---- Exercise material

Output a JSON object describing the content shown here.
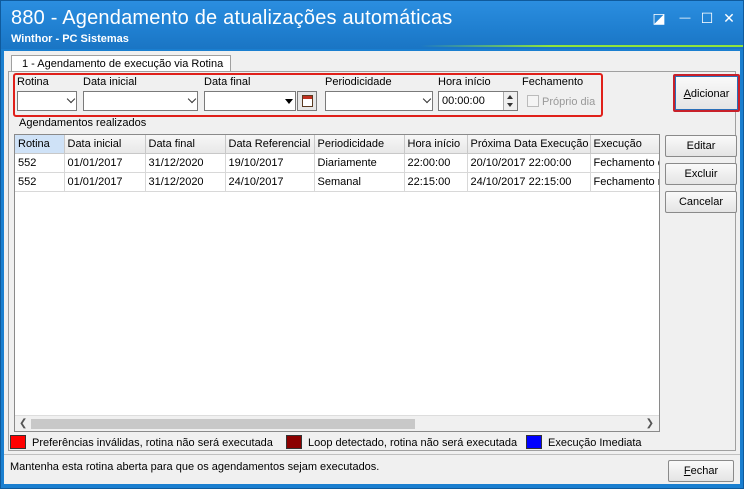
{
  "window": {
    "title": "880 - Agendamento de atualizações automáticas",
    "subtitle": "Winthor - PC Sistemas",
    "restore_glyph": "◪",
    "minimize_glyph": "—",
    "maximize_glyph": "☐",
    "close_glyph": "✕"
  },
  "tab": {
    "label": "1 - Agendamento de execução via Rotina"
  },
  "filters": {
    "rotina_label": "Rotina",
    "rotina_value": "",
    "data_inicial_label": "Data inicial",
    "data_inicial_value": "",
    "data_final_label": "Data final",
    "data_final_value": "",
    "periodicidade_label": "Periodicidade",
    "periodicidade_value": "",
    "hora_inicio_label": "Hora início",
    "hora_inicio_value": "00:00:00",
    "fechamento_label": "Fechamento",
    "proprio_dia_label": "Próprio dia",
    "proprio_dia_checked": false
  },
  "buttons": {
    "adicionar_accel": "A",
    "adicionar_rest": "dicionar",
    "editar": "Editar",
    "excluir": "Excluir",
    "cancelar": "Cancelar",
    "fechar_accel": "F",
    "fechar_rest": "echar"
  },
  "grid": {
    "group_label": "Agendamentos realizados",
    "columns": [
      "Rotina",
      "Data inicial",
      "Data final",
      "Data Referencial",
      "Periodicidade",
      "Hora início",
      "Próxima Data Execução",
      "Execução"
    ],
    "rows": [
      [
        "552",
        "01/01/2017",
        "31/12/2020",
        "19/10/2017",
        "Diariamente",
        "22:00:00",
        "20/10/2017 22:00:00",
        "Fechamento di"
      ],
      [
        "552",
        "01/01/2017",
        "31/12/2020",
        "24/10/2017",
        "Semanal",
        "22:15:00",
        "24/10/2017 22:15:00",
        "Fechamento no"
      ]
    ]
  },
  "legend": [
    {
      "label": "Preferências inválidas, rotina não será executada",
      "color": "#ff0000"
    },
    {
      "label": "Loop detectado, rotina não será executada",
      "color": "#8b0000"
    },
    {
      "label": "Execução Imediata",
      "color": "#0000ff"
    }
  ],
  "status": {
    "text": "Mantenha esta rotina aberta para que os agendamentos sejam executados."
  },
  "colors": {
    "titlebar": "#1f7fd0",
    "highlight_border": "#e0201a"
  }
}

--------

- _Description of the task_
Except for the pictures, print the data above exactly.

- _Response below_
Output a JSON object describing the content shown here.
{
  "window": {
    "title": "880 - Agendamento de atualizações automáticas",
    "subtitle": "Winthor - PC Sistemas",
    "restore_glyph": "◪",
    "minimize_glyph": "—",
    "maximize_glyph": "☐",
    "close_glyph": "✕"
  },
  "tab": {
    "label": "1 - Agendamento de execução via Rotina"
  },
  "filters": {
    "rotina_label": "Rotina",
    "rotina_value": "",
    "data_inicial_label": "Data inicial",
    "data_inicial_value": "",
    "data_final_label": "Data final",
    "data_final_value": "",
    "periodicidade_label": "Periodicidade",
    "periodicidade_value": "",
    "hora_inicio_label": "Hora início",
    "hora_inicio_value": "00:00:00",
    "fechamento_label": "Fechamento",
    "proprio_dia_label": "Próprio dia",
    "proprio_dia_checked": false
  },
  "buttons": {
    "adicionar_accel": "A",
    "adicionar_rest": "dicionar",
    "editar": "Editar",
    "excluir": "Excluir",
    "cancelar": "Cancelar",
    "fechar_accel": "F",
    "fechar_rest": "echar"
  },
  "grid": {
    "group_label": "Agendamentos realizados",
    "columns": [
      "Rotina",
      "Data inicial",
      "Data final",
      "Data Referencial",
      "Periodicidade",
      "Hora início",
      "Próxima Data Execução",
      "Execução"
    ],
    "rows": [
      [
        "552",
        "01/01/2017",
        "31/12/2020",
        "19/10/2017",
        "Diariamente",
        "22:00:00",
        "20/10/2017 22:00:00",
        "Fechamento di"
      ],
      [
        "552",
        "01/01/2017",
        "31/12/2020",
        "24/10/2017",
        "Semanal",
        "22:15:00",
        "24/10/2017 22:15:00",
        "Fechamento no"
      ]
    ]
  },
  "legend": [
    {
      "label": "Preferências inválidas, rotina não será executada",
      "color": "#ff0000"
    },
    {
      "label": "Loop detectado, rotina não será executada",
      "color": "#8b0000"
    },
    {
      "label": "Execução Imediata",
      "color": "#0000ff"
    }
  ],
  "status": {
    "text": "Mantenha esta rotina aberta para que os agendamentos sejam executados."
  },
  "colors": {
    "titlebar": "#1f7fd0",
    "highlight_border": "#e0201a"
  }
}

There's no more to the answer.